(Data items)
____
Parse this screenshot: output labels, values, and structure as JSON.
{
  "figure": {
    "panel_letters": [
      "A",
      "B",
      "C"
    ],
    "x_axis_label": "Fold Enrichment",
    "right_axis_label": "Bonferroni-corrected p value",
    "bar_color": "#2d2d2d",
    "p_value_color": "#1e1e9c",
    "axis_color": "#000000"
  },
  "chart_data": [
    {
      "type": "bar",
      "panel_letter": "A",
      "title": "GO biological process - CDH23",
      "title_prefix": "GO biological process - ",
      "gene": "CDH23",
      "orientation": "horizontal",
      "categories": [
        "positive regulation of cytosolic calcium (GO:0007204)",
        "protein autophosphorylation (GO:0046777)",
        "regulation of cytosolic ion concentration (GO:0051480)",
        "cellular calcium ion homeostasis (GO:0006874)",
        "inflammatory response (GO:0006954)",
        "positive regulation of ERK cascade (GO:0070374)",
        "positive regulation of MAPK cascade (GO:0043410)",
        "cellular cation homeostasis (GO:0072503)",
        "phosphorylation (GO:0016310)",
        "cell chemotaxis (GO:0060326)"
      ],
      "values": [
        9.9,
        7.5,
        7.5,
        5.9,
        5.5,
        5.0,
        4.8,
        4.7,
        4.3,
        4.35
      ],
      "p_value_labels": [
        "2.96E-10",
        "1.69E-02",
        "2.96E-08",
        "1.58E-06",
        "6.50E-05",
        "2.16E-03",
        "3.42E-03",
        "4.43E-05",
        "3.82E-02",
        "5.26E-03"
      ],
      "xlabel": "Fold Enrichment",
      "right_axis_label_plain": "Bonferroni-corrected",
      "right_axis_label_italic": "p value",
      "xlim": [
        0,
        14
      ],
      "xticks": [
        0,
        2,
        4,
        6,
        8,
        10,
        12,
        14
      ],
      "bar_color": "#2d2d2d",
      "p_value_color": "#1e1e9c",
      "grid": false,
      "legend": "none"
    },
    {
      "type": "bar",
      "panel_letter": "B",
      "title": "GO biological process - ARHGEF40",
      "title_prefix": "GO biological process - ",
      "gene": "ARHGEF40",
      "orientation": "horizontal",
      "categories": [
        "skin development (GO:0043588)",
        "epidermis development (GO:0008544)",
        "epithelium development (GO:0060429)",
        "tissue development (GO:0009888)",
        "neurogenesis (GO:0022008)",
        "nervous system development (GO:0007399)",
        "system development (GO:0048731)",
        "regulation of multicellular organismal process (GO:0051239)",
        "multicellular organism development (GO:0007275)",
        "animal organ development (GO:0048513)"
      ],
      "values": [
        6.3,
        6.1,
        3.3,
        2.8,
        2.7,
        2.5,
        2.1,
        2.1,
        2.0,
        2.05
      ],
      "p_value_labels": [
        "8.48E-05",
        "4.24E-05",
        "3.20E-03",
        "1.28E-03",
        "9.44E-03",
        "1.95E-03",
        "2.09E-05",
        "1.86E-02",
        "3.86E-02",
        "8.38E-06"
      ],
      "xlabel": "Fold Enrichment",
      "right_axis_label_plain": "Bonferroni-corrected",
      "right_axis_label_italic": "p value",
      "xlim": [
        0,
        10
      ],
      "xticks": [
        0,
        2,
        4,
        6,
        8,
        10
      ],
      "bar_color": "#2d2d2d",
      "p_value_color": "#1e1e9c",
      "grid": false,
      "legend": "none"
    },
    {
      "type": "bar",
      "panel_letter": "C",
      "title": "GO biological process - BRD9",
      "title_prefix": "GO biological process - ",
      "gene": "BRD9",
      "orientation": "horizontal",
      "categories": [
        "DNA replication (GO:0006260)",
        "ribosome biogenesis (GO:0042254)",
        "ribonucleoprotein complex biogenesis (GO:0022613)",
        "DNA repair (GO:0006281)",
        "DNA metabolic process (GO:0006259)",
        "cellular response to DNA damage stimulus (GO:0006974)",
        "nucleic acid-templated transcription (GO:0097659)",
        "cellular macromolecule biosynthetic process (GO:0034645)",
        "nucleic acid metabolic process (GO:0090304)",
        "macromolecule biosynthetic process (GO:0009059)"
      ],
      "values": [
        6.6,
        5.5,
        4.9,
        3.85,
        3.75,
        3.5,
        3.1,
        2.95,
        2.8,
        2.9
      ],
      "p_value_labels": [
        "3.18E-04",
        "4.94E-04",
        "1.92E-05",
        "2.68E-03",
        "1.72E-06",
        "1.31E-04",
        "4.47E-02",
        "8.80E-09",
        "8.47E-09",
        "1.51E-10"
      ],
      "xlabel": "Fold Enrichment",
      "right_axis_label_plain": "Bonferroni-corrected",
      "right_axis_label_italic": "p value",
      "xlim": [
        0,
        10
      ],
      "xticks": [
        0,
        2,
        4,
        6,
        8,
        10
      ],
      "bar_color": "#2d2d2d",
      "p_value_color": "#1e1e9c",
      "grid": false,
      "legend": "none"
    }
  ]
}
____
_About this exercise_
Copy out the data exactly as it stands, leaving nothing out.

_Response to the exercise_
Parse this screenshot: output labels, values, and structure as JSON.
{
  "figure": {
    "panel_letters": [
      "A",
      "B",
      "C"
    ],
    "x_axis_label": "Fold Enrichment",
    "right_axis_label": "Bonferroni-corrected p value",
    "bar_color": "#2d2d2d",
    "p_value_color": "#1e1e9c",
    "axis_color": "#000000"
  },
  "chart_data": [
    {
      "type": "bar",
      "panel_letter": "A",
      "title": "GO biological process - CDH23",
      "title_prefix": "GO biological process - ",
      "gene": "CDH23",
      "orientation": "horizontal",
      "categories": [
        "positive regulation of cytosolic calcium (GO:0007204)",
        "protein autophosphorylation (GO:0046777)",
        "regulation of cytosolic ion concentration (GO:0051480)",
        "cellular calcium ion homeostasis (GO:0006874)",
        "inflammatory response (GO:0006954)",
        "positive regulation of ERK cascade (GO:0070374)",
        "positive regulation of MAPK cascade (GO:0043410)",
        "cellular cation homeostasis (GO:0072503)",
        "phosphorylation (GO:0016310)",
        "cell chemotaxis (GO:0060326)"
      ],
      "values": [
        9.9,
        7.5,
        7.5,
        5.9,
        5.5,
        5.0,
        4.8,
        4.7,
        4.3,
        4.35
      ],
      "p_value_labels": [
        "2.96E-10",
        "1.69E-02",
        "2.96E-08",
        "1.58E-06",
        "6.50E-05",
        "2.16E-03",
        "3.42E-03",
        "4.43E-05",
        "3.82E-02",
        "5.26E-03"
      ],
      "xlabel": "Fold Enrichment",
      "right_axis_label_plain": "Bonferroni-corrected",
      "right_axis_label_italic": "p value",
      "xlim": [
        0,
        14
      ],
      "xticks": [
        0,
        2,
        4,
        6,
        8,
        10,
        12,
        14
      ],
      "bar_color": "#2d2d2d",
      "p_value_color": "#1e1e9c",
      "grid": false,
      "legend": "none"
    },
    {
      "type": "bar",
      "panel_letter": "B",
      "title": "GO biological process - ARHGEF40",
      "title_prefix": "GO biological process - ",
      "gene": "ARHGEF40",
      "orientation": "horizontal",
      "categories": [
        "skin development (GO:0043588)",
        "epidermis development (GO:0008544)",
        "epithelium development (GO:0060429)",
        "tissue development (GO:0009888)",
        "neurogenesis (GO:0022008)",
        "nervous system development (GO:0007399)",
        "system development (GO:0048731)",
        "regulation of multicellular organismal process (GO:0051239)",
        "multicellular organism development (GO:0007275)",
        "animal organ development (GO:0048513)"
      ],
      "values": [
        6.3,
        6.1,
        3.3,
        2.8,
        2.7,
        2.5,
        2.1,
        2.1,
        2.0,
        2.05
      ],
      "p_value_labels": [
        "8.48E-05",
        "4.24E-05",
        "3.20E-03",
        "1.28E-03",
        "9.44E-03",
        "1.95E-03",
        "2.09E-05",
        "1.86E-02",
        "3.86E-02",
        "8.38E-06"
      ],
      "xlabel": "Fold Enrichment",
      "right_axis_label_plain": "Bonferroni-corrected",
      "right_axis_label_italic": "p value",
      "xlim": [
        0,
        10
      ],
      "xticks": [
        0,
        2,
        4,
        6,
        8,
        10
      ],
      "bar_color": "#2d2d2d",
      "p_value_color": "#1e1e9c",
      "grid": false,
      "legend": "none"
    },
    {
      "type": "bar",
      "panel_letter": "C",
      "title": "GO biological process - BRD9",
      "title_prefix": "GO biological process - ",
      "gene": "BRD9",
      "orientation": "horizontal",
      "categories": [
        "DNA replication (GO:0006260)",
        "ribosome biogenesis (GO:0042254)",
        "ribonucleoprotein complex biogenesis (GO:0022613)",
        "DNA repair (GO:0006281)",
        "DNA metabolic process (GO:0006259)",
        "cellular response to DNA damage stimulus (GO:0006974)",
        "nucleic acid-templated transcription (GO:0097659)",
        "cellular macromolecule biosynthetic process (GO:0034645)",
        "nucleic acid metabolic process (GO:0090304)",
        "macromolecule biosynthetic process (GO:0009059)"
      ],
      "values": [
        6.6,
        5.5,
        4.9,
        3.85,
        3.75,
        3.5,
        3.1,
        2.95,
        2.8,
        2.9
      ],
      "p_value_labels": [
        "3.18E-04",
        "4.94E-04",
        "1.92E-05",
        "2.68E-03",
        "1.72E-06",
        "1.31E-04",
        "4.47E-02",
        "8.80E-09",
        "8.47E-09",
        "1.51E-10"
      ],
      "xlabel": "Fold Enrichment",
      "right_axis_label_plain": "Bonferroni-corrected",
      "right_axis_label_italic": "p value",
      "xlim": [
        0,
        10
      ],
      "xticks": [
        0,
        2,
        4,
        6,
        8,
        10
      ],
      "bar_color": "#2d2d2d",
      "p_value_color": "#1e1e9c",
      "grid": false,
      "legend": "none"
    }
  ]
}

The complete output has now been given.